Repeat each record exactly as written, and drop any images.

▸ **Input records**:

+---+

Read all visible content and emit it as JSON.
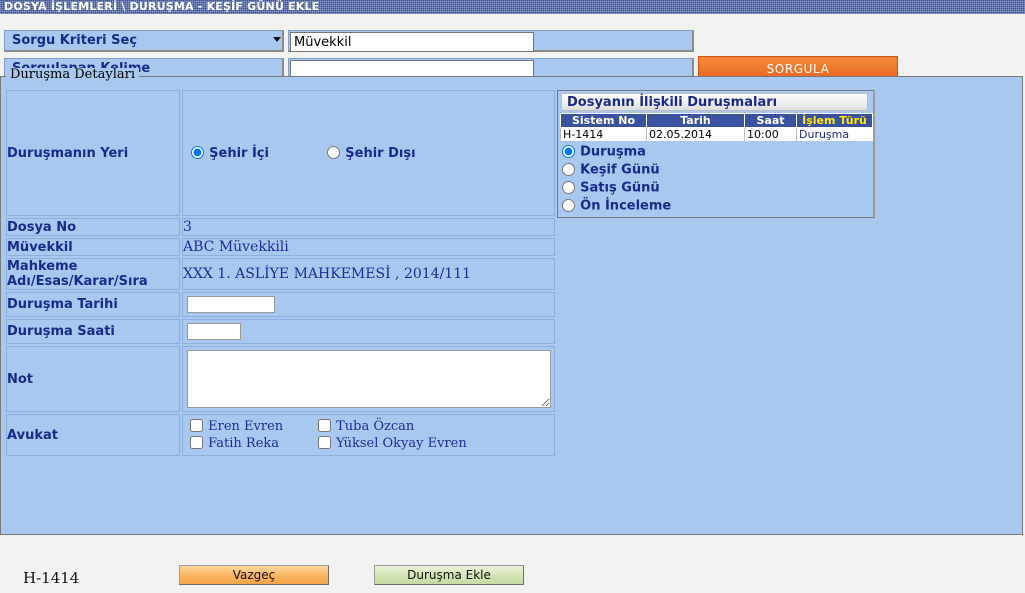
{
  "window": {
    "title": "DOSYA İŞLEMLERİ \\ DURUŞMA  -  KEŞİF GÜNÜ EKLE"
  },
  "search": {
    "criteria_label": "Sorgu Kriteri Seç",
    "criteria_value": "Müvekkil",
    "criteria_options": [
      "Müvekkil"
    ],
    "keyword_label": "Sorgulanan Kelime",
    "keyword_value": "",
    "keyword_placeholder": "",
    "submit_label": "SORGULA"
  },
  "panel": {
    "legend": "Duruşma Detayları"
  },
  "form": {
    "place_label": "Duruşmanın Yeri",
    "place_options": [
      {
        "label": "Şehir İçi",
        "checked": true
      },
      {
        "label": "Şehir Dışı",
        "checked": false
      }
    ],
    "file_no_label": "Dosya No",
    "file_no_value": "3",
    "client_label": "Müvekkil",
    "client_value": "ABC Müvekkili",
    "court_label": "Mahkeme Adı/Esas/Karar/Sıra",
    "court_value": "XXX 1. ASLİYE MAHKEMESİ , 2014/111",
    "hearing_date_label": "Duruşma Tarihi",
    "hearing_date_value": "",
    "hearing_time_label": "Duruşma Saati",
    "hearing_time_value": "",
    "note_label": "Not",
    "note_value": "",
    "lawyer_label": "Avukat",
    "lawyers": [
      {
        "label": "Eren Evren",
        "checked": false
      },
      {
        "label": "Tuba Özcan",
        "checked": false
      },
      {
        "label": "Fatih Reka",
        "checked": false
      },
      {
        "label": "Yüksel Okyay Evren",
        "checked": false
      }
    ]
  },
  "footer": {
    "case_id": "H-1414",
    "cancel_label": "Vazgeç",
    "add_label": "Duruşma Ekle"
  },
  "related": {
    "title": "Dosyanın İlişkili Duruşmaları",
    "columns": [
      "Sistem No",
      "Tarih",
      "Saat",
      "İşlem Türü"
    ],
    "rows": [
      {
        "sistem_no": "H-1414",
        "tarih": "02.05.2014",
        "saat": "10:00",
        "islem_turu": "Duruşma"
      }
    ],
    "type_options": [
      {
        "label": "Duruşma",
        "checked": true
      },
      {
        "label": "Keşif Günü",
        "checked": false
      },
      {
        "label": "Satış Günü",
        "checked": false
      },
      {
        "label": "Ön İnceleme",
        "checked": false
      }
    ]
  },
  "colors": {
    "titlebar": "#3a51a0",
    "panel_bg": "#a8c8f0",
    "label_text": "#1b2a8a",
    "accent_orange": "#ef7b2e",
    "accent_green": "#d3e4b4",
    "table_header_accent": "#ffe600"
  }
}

+---+

▸ **Completed exercise**:
Read all visible content and emit it as JSON.
{
  "window": {
    "title": "DOSYA İŞLEMLERİ \\ DURUŞMA  -  KEŞİF GÜNÜ EKLE"
  },
  "search": {
    "criteria_label": "Sorgu Kriteri Seç",
    "criteria_value": "Müvekkil",
    "criteria_options": [
      "Müvekkil"
    ],
    "keyword_label": "Sorgulanan Kelime",
    "keyword_value": "",
    "keyword_placeholder": "",
    "submit_label": "SORGULA"
  },
  "panel": {
    "legend": "Duruşma Detayları"
  },
  "form": {
    "place_label": "Duruşmanın Yeri",
    "place_options": [
      {
        "label": "Şehir İçi",
        "checked": true
      },
      {
        "label": "Şehir Dışı",
        "checked": false
      }
    ],
    "file_no_label": "Dosya No",
    "file_no_value": "3",
    "client_label": "Müvekkil",
    "client_value": "ABC Müvekkili",
    "court_label": "Mahkeme Adı/Esas/Karar/Sıra",
    "court_value": "XXX 1. ASLİYE MAHKEMESİ , 2014/111",
    "hearing_date_label": "Duruşma Tarihi",
    "hearing_date_value": "",
    "hearing_time_label": "Duruşma Saati",
    "hearing_time_value": "",
    "note_label": "Not",
    "note_value": "",
    "lawyer_label": "Avukat",
    "lawyers": [
      {
        "label": "Eren Evren",
        "checked": false
      },
      {
        "label": "Tuba Özcan",
        "checked": false
      },
      {
        "label": "Fatih Reka",
        "checked": false
      },
      {
        "label": "Yüksel Okyay Evren",
        "checked": false
      }
    ]
  },
  "footer": {
    "case_id": "H-1414",
    "cancel_label": "Vazgeç",
    "add_label": "Duruşma Ekle"
  },
  "related": {
    "title": "Dosyanın İlişkili Duruşmaları",
    "columns": [
      "Sistem No",
      "Tarih",
      "Saat",
      "İşlem Türü"
    ],
    "rows": [
      {
        "sistem_no": "H-1414",
        "tarih": "02.05.2014",
        "saat": "10:00",
        "islem_turu": "Duruşma"
      }
    ],
    "type_options": [
      {
        "label": "Duruşma",
        "checked": true
      },
      {
        "label": "Keşif Günü",
        "checked": false
      },
      {
        "label": "Satış Günü",
        "checked": false
      },
      {
        "label": "Ön İnceleme",
        "checked": false
      }
    ]
  },
  "colors": {
    "titlebar": "#3a51a0",
    "panel_bg": "#a8c8f0",
    "label_text": "#1b2a8a",
    "accent_orange": "#ef7b2e",
    "accent_green": "#d3e4b4",
    "table_header_accent": "#ffe600"
  }
}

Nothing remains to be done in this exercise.